Tujuan Tugas — Tulis lagi catatan dari baris yang berisi "Point (592, 467, 614, 481)" sampai baris yang berisi "Point (1303, 414, 1326, 428)". Ganti "Bar" dengan "Column", dan biarkan bagian lain tetap sama.

___

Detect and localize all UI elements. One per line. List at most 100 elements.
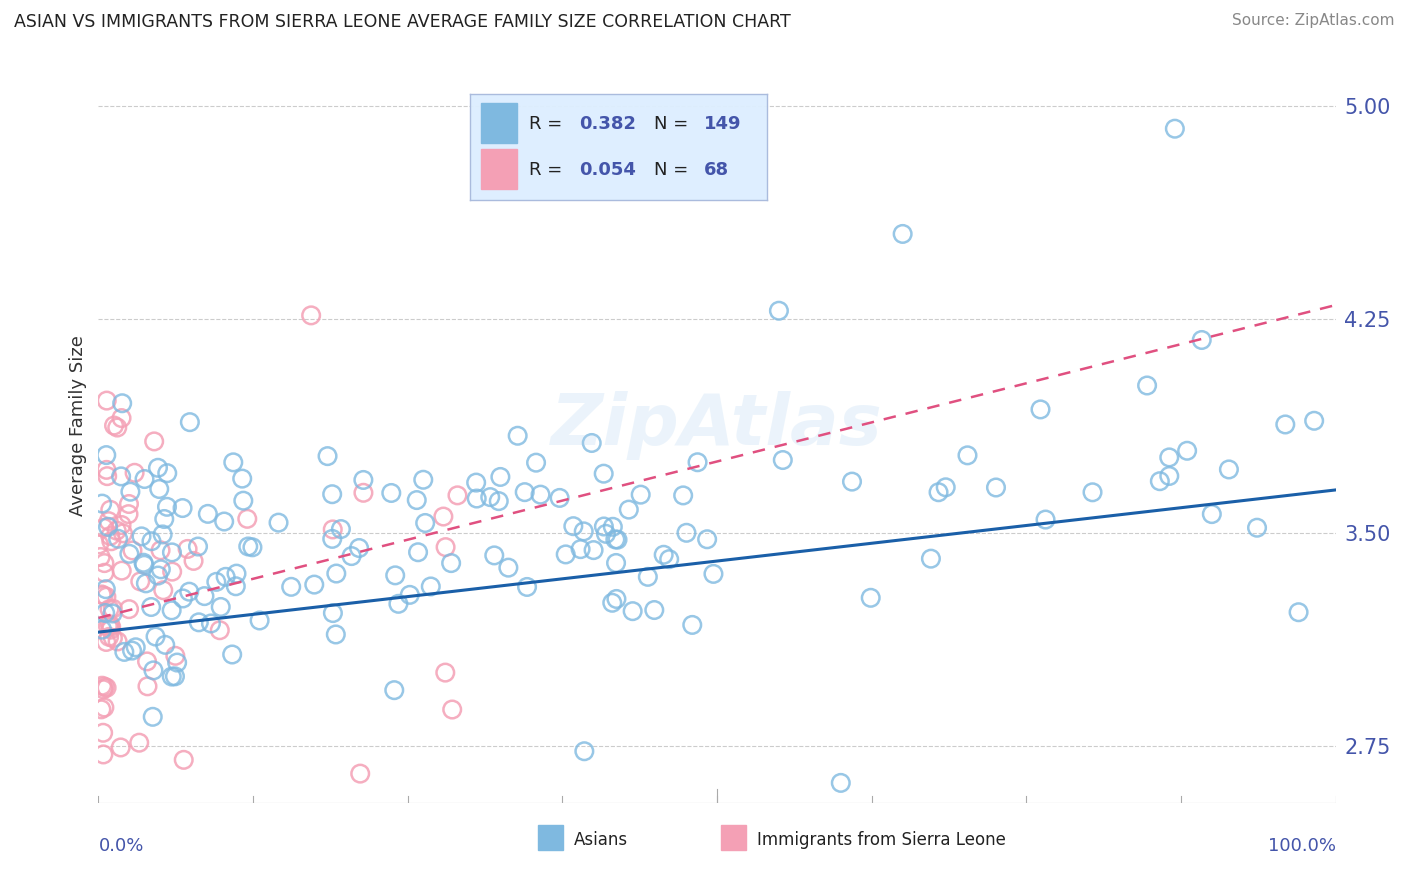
Point (592, 467, 614, 481)
Point (686, 455, 709, 469)
Point (322, 606, 344, 620)
Text: 0.382: 0.382 (579, 115, 637, 133)
Point (98, 502, 121, 516)
Point (209, 599, 232, 614)
Point (702, 566, 724, 581)
Bar (481, 149, 517, 189)
Point (232, 493, 254, 508)
Point (1303, 414, 1326, 428)
Point (548, 491, 571, 505)
Point (160, 545, 183, 559)
Point (93, 521, 115, 535)
Point (91, 725, 114, 739)
Point (124, 466, 146, 480)
Point (205, 574, 228, 589)
Point (117, 507, 139, 521)
Point (488, 494, 510, 508)
Point (173, 753, 195, 767)
Text: 149: 149 (704, 115, 742, 133)
Point (93, 566, 115, 580)
Point (572, 524, 595, 539)
Point (160, 565, 183, 579)
Point (91, 497, 114, 511)
Point (830, 776, 852, 790)
Point (87, 537, 110, 551)
Point (146, 568, 169, 582)
Point (100, 620, 122, 634)
Point (516, 580, 538, 594)
Point (93, 680, 115, 694)
Point (304, 577, 326, 591)
Point (107, 532, 129, 546)
Text: R =: R = (529, 115, 568, 133)
Point (129, 574, 152, 589)
Point (152, 527, 174, 541)
Point (984, 481, 1007, 495)
Point (110, 518, 132, 533)
Point (1164, 121, 1187, 136)
Point (111, 526, 134, 541)
Point (156, 466, 179, 480)
Point (197, 507, 219, 521)
Point (498, 560, 520, 574)
Point (1159, 469, 1181, 483)
Point (212, 515, 235, 529)
Point (96, 393, 118, 408)
Point (132, 556, 155, 570)
Point (956, 448, 979, 462)
Point (153, 512, 176, 526)
Text: Asians: Asians (575, 831, 628, 849)
Point (96, 635, 118, 649)
Point (93, 682, 115, 697)
Point (621, 604, 644, 618)
Point (93, 700, 115, 714)
Text: N =: N = (654, 161, 693, 179)
Text: Source: ZipAtlas.com: Source: ZipAtlas.com (1232, 13, 1395, 29)
Point (96, 463, 118, 477)
Point (134, 558, 156, 572)
Point (1201, 507, 1223, 521)
Point (91, 679, 114, 693)
Point (524, 456, 547, 470)
Point (432, 509, 454, 524)
Point (479, 490, 502, 504)
Point (121, 543, 143, 558)
Point (643, 603, 665, 617)
Point (118, 547, 141, 561)
Point (225, 579, 247, 593)
Point (1035, 512, 1057, 526)
Point (1029, 402, 1052, 417)
Point (772, 453, 794, 467)
Point (1246, 521, 1268, 535)
Point (91, 623, 114, 637)
Point (637, 570, 659, 584)
Point (111, 564, 134, 578)
Point (465, 491, 488, 506)
Point (125, 640, 148, 655)
Point (928, 485, 950, 500)
Text: N =: N = (654, 115, 693, 133)
Point (179, 415, 201, 429)
Point (652, 548, 675, 562)
Point (120, 484, 142, 499)
Point (187, 540, 209, 554)
Point (529, 488, 551, 502)
Text: 68: 68 (704, 161, 730, 179)
Point (569, 542, 592, 557)
Point (97, 514, 120, 528)
Point (1274, 417, 1296, 432)
Point (166, 656, 188, 670)
Point (98, 617, 121, 632)
Point (93, 747, 115, 762)
Point (152, 583, 174, 598)
Point (1288, 605, 1310, 619)
Point (236, 512, 259, 526)
Point (891, 227, 914, 241)
Point (321, 487, 343, 501)
Point (183, 554, 205, 568)
Point (387, 597, 409, 611)
Point (90, 549, 112, 564)
Point (299, 309, 322, 323)
Point (145, 630, 167, 644)
Point (98, 602, 121, 616)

___

Hasil Latihan —
Point (592, 467, 614, 481)
Point (686, 455, 709, 469)
Point (322, 606, 344, 620)
Text: 0.382: 0.382 (579, 115, 637, 133)
Point (98, 502, 121, 516)
Point (209, 599, 232, 614)
Point (702, 566, 724, 581)
Column (481, 149, 517, 189)
Point (232, 493, 254, 508)
Point (1303, 414, 1326, 428)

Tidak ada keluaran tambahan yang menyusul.